» **Objective**:
Turn the part of the listing from the line with "Text: Voltage Output: Voltage" up to and including the line with "Text: GND: GND xyxy=(362,358,388,371)" into a numbered list, leaving out any blank lines.

## Begin Information provided

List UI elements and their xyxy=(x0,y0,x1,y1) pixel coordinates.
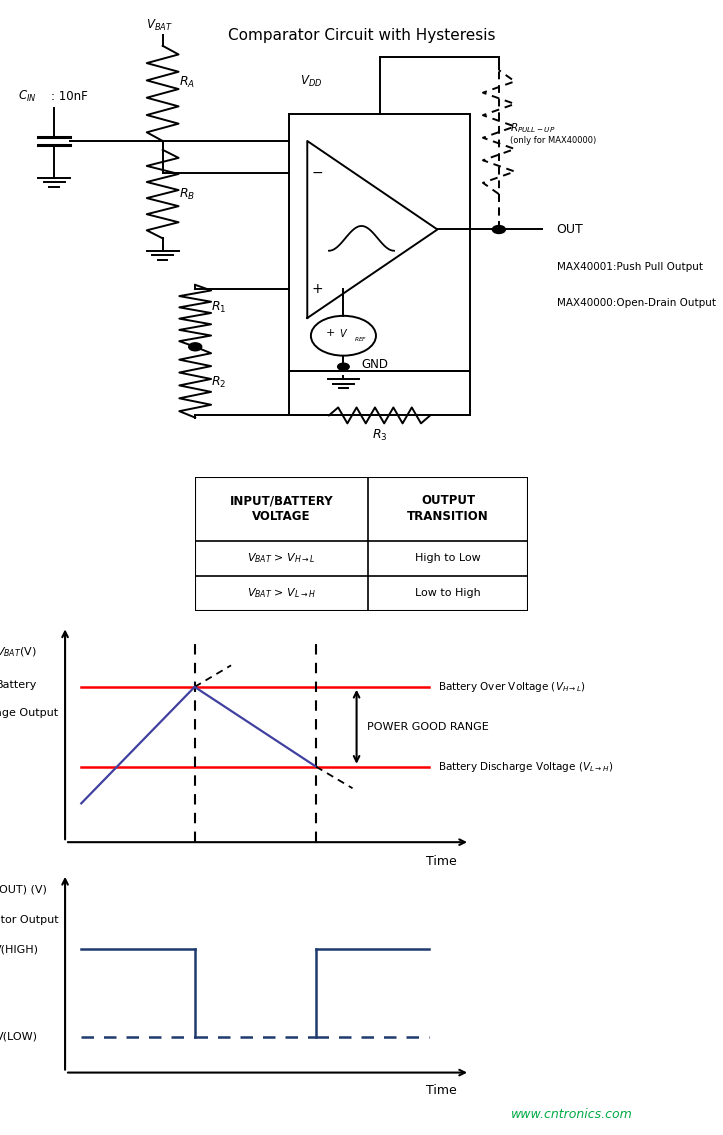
Text: Voltage Output: Voltage Output xyxy=(0,708,59,717)
Text: $V_{BAT}$(V): $V_{BAT}$(V) xyxy=(0,646,37,659)
Text: $R_2$: $R_2$ xyxy=(211,375,226,389)
Text: High to Low: High to Low xyxy=(415,554,481,563)
Text: MAX40001:Push Pull Output: MAX40001:Push Pull Output xyxy=(557,262,703,272)
Text: POWER GOOD RANGE: POWER GOOD RANGE xyxy=(367,722,489,732)
Text: $V_{BAT}$ > $V_{L\rightarrow H}$: $V_{BAT}$ > $V_{L\rightarrow H}$ xyxy=(247,587,316,600)
Text: : 10nF: : 10nF xyxy=(51,90,87,103)
Text: $R_{PULL-UP}$: $R_{PULL-UP}$ xyxy=(510,120,555,135)
Text: Battery: Battery xyxy=(0,680,37,690)
Circle shape xyxy=(189,343,202,351)
Text: $V$: $V$ xyxy=(339,327,348,339)
Text: $V_{DD}$: $V_{DD}$ xyxy=(300,74,322,89)
Text: INPUT/BATTERY
VOLTAGE: INPUT/BATTERY VOLTAGE xyxy=(230,495,333,523)
Text: $C_{IN}$: $C_{IN}$ xyxy=(17,90,36,104)
Text: $R_B$: $R_B$ xyxy=(179,186,194,202)
Text: (only for MAX40000): (only for MAX40000) xyxy=(510,136,596,145)
Circle shape xyxy=(492,226,505,234)
Text: $R_3$: $R_3$ xyxy=(372,428,388,443)
Text: $+$: $+$ xyxy=(325,327,335,338)
Text: Battery Discharge Voltage ($V_{L\rightarrow H}$): Battery Discharge Voltage ($V_{L\rightar… xyxy=(437,759,612,774)
Text: Monitor Output: Monitor Output xyxy=(0,915,59,925)
Bar xyxy=(289,115,470,371)
Text: Time: Time xyxy=(427,855,457,868)
Circle shape xyxy=(338,363,349,370)
Text: GND: GND xyxy=(362,358,388,371)
Text: V(LOW): V(LOW) xyxy=(0,1032,38,1042)
Text: $V_{BAT}$: $V_{BAT}$ xyxy=(145,18,173,33)
Text: OUTPUT
TRANSITION: OUTPUT TRANSITION xyxy=(407,495,489,523)
Text: $+$: $+$ xyxy=(311,283,322,296)
Text: Low to High: Low to High xyxy=(415,588,481,598)
Text: V(OUT) (V): V(OUT) (V) xyxy=(0,885,46,894)
Text: OUT: OUT xyxy=(557,222,583,236)
Text: $-$: $-$ xyxy=(311,165,322,179)
Text: www.cntronics.com: www.cntronics.com xyxy=(511,1109,633,1121)
Text: MAX40000:Open-Drain Output: MAX40000:Open-Drain Output xyxy=(557,297,716,308)
Text: Time: Time xyxy=(427,1084,457,1096)
Text: $R_A$: $R_A$ xyxy=(179,75,194,90)
Text: $V_{BAT}$ > $V_{H\rightarrow L}$: $V_{BAT}$ > $V_{H\rightarrow L}$ xyxy=(247,552,316,565)
Text: Comparator Circuit with Hysteresis: Comparator Circuit with Hysteresis xyxy=(228,28,495,43)
Text: $R_1$: $R_1$ xyxy=(211,300,226,314)
Text: V(HIGH): V(HIGH) xyxy=(0,944,39,955)
Text: Battery Over Voltage ($V_{H\rightarrow L}$): Battery Over Voltage ($V_{H\rightarrow L… xyxy=(437,680,586,693)
Text: $_{REF}$: $_{REF}$ xyxy=(354,335,367,344)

## End Information provided

» **Solution to the exercise**:
1. Text: Voltage Output: Voltage Output xyxy=(0,708,59,717)
2. Text: $V_{BAT}$(V): $V_{BAT}$(V) xyxy=(0,646,37,659)
3. Text: $R_2$: $R_2$ xyxy=(211,375,226,389)
4. Text: High to Low: High to Low xyxy=(415,554,481,563)
5. Text: MAX40001:Push Pull Output: MAX40001:Push Pull Output xyxy=(557,262,703,272)
6. Text: POWER GOOD RANGE: POWER GOOD RANGE xyxy=(367,722,489,732)
7. Text: $V_{BAT}$ > $V_{L\rightarrow H}$: $V_{BAT}$ > $V_{L\rightarrow H}$ xyxy=(247,587,316,600)
8. Text: : 10nF: : 10nF xyxy=(51,90,87,103)
9. Text: $R_{PULL-UP}$: $R_{PULL-UP}$ xyxy=(510,120,555,135)
10. Text: Battery: Battery xyxy=(0,680,37,690)
11. Circle shape xyxy=(189,343,202,351)
12. Text: $V$: $V$ xyxy=(339,327,348,339)
13. Text: $V_{DD}$: $V_{DD}$ xyxy=(300,74,322,89)
14. Text: INPUT/BATTERY
15. VOLTAGE: INPUT/BATTERY VOLTAGE xyxy=(230,495,333,523)
16. Text: $C_{IN}$: $C_{IN}$ xyxy=(17,90,36,104)
17. Text: $R_B$: $R_B$ xyxy=(179,186,194,202)
18. Text: (only for MAX40000): (only for MAX40000) xyxy=(510,136,596,145)
19. Circle shape xyxy=(492,226,505,234)
20. Text: $R_3$: $R_3$ xyxy=(372,428,388,443)
21. Text: $+$: $+$ xyxy=(325,327,335,338)
22. Text: Battery Discharge Voltage ($V_{L\rightarrow H}$): Battery Discharge Voltage ($V_{L\rightar… xyxy=(437,759,612,774)
23. Text: Monitor Output: Monitor Output xyxy=(0,915,59,925)
24. Bar xyxy=(289,115,470,371)
25. Text: Time: Time xyxy=(427,855,457,868)
26. Circle shape xyxy=(338,363,349,370)
27. Text: GND: GND xyxy=(362,358,388,371)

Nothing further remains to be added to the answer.